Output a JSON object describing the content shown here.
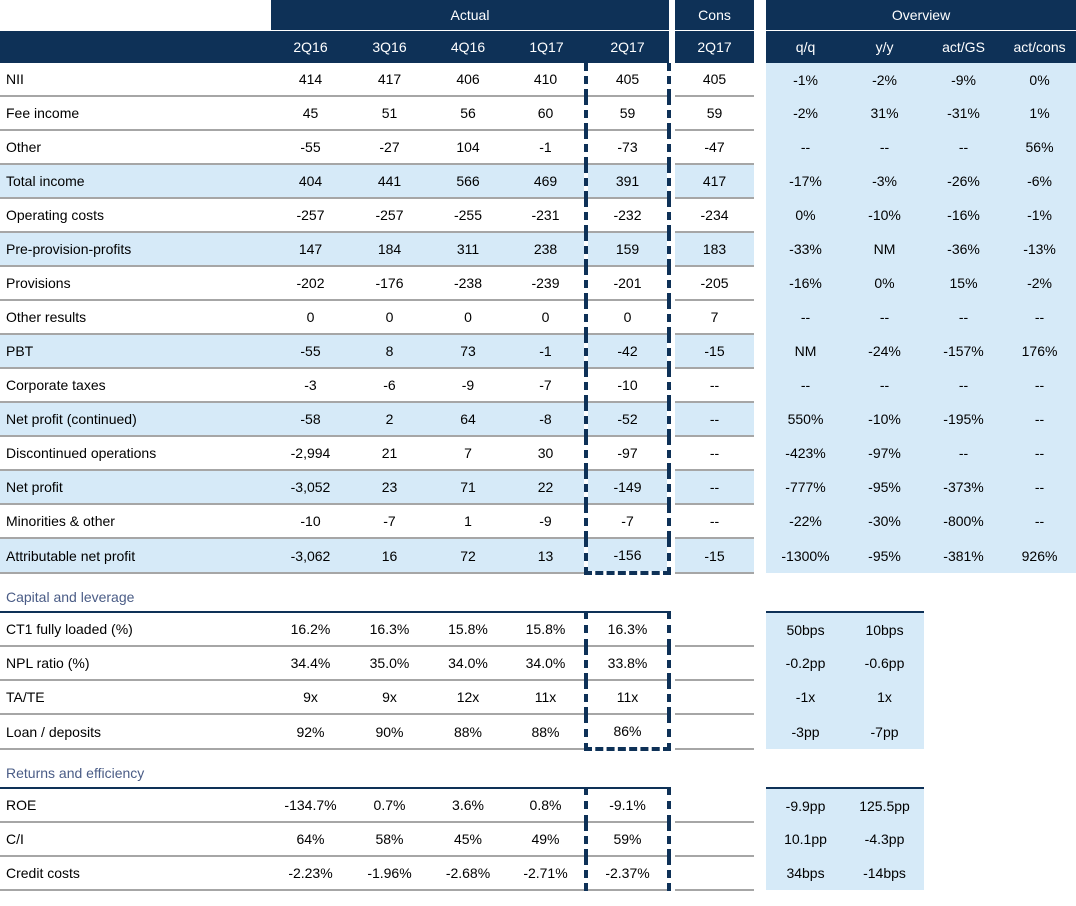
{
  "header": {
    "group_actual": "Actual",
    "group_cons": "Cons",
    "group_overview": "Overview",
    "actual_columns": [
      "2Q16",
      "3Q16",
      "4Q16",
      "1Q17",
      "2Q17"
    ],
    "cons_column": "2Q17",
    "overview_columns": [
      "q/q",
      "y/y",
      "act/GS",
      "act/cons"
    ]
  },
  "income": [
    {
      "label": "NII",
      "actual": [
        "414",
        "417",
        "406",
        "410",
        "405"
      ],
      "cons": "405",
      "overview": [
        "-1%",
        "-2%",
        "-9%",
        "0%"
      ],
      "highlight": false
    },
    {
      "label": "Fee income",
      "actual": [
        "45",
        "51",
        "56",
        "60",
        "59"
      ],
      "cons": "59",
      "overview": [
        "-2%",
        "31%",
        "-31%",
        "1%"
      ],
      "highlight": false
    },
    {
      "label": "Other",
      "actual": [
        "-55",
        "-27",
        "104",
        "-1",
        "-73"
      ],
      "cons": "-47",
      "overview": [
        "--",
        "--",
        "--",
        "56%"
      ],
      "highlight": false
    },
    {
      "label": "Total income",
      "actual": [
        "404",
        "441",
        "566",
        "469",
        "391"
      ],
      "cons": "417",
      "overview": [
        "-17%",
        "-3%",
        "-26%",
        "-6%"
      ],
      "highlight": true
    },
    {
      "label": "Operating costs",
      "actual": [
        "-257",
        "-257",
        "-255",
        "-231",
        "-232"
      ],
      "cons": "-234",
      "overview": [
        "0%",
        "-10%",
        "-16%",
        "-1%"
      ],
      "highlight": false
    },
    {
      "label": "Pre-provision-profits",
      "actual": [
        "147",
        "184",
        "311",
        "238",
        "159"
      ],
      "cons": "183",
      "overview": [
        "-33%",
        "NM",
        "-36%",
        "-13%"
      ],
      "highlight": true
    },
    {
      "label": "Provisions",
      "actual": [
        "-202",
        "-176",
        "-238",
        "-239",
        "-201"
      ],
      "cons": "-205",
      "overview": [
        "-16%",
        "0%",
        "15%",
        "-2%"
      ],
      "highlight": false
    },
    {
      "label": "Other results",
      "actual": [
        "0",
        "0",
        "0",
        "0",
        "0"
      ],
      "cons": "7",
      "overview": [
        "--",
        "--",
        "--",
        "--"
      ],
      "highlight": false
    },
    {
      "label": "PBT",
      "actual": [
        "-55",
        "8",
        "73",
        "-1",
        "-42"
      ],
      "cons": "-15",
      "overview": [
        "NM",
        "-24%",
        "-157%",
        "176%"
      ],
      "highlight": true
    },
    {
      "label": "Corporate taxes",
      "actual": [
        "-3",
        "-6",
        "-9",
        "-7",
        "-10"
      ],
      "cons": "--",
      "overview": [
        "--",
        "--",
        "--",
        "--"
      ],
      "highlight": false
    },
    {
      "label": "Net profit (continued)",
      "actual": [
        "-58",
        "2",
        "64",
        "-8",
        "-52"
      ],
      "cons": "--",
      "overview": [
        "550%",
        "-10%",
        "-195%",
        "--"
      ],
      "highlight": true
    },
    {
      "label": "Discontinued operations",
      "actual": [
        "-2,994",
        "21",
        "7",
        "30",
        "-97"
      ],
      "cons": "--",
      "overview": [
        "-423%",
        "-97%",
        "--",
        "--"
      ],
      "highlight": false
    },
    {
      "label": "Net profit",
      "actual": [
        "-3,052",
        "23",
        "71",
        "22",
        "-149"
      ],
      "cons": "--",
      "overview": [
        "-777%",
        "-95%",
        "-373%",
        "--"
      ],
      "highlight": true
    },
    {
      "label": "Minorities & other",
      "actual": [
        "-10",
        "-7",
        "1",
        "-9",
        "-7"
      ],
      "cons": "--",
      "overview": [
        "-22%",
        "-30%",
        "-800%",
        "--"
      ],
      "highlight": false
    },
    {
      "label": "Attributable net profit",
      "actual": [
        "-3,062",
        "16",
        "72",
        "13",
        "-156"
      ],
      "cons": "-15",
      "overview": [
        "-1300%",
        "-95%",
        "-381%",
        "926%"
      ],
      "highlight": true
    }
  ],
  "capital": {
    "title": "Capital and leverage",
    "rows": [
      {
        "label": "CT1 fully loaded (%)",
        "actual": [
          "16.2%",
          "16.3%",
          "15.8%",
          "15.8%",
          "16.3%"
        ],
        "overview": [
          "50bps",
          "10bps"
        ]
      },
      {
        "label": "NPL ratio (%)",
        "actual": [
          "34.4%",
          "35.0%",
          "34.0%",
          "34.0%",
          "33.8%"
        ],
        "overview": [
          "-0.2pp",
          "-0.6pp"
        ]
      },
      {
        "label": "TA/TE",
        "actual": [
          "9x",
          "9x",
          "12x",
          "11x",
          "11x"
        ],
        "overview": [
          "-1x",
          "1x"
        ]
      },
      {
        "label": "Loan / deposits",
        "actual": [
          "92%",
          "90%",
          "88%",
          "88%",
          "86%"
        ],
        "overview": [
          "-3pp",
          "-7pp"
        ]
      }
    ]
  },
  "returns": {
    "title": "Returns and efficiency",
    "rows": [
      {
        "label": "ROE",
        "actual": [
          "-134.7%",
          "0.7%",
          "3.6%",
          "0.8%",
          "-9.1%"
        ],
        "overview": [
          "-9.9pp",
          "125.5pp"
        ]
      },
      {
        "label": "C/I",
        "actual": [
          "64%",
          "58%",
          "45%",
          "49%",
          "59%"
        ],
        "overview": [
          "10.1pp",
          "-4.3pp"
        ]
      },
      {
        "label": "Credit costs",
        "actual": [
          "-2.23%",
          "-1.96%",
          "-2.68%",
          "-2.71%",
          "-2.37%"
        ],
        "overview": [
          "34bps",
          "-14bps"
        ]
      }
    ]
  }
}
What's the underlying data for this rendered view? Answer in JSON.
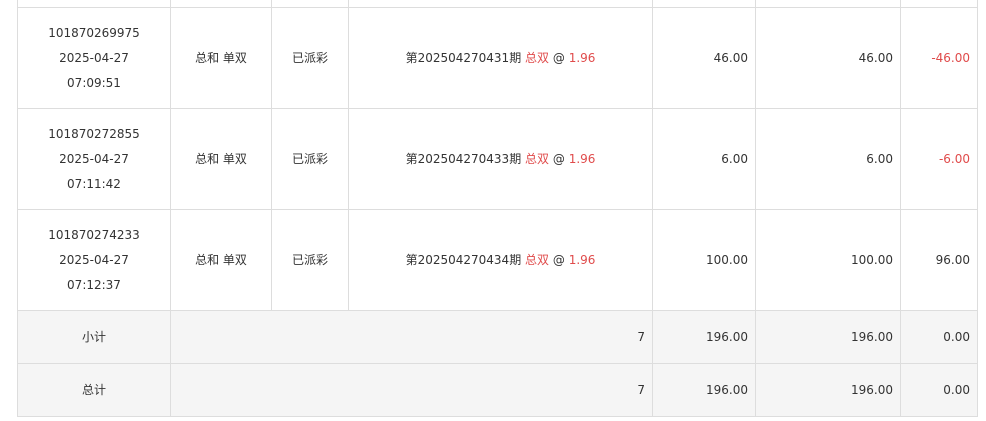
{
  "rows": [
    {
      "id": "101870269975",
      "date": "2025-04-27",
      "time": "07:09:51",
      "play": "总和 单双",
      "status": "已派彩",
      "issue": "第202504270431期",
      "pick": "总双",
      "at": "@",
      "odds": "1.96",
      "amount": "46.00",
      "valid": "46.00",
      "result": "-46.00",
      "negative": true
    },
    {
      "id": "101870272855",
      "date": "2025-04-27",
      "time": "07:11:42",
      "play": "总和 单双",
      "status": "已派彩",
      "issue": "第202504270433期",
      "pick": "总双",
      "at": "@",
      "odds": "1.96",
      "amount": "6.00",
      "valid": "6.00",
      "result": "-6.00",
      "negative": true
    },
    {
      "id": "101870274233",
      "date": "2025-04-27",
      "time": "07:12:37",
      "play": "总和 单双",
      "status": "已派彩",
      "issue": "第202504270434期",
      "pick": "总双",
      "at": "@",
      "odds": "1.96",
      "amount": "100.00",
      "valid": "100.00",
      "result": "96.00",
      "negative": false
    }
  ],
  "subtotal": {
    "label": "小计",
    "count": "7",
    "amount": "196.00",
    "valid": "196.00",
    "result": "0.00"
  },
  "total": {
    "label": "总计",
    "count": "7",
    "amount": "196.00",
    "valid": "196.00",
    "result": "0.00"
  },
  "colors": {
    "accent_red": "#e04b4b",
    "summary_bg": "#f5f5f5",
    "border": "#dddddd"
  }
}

####################

Task details: Filter the listing for the word "title" and copy every line that holds it.

Solution to the problem:
    "title": "Capital and leverage",
    "title": "Returns and efficiency",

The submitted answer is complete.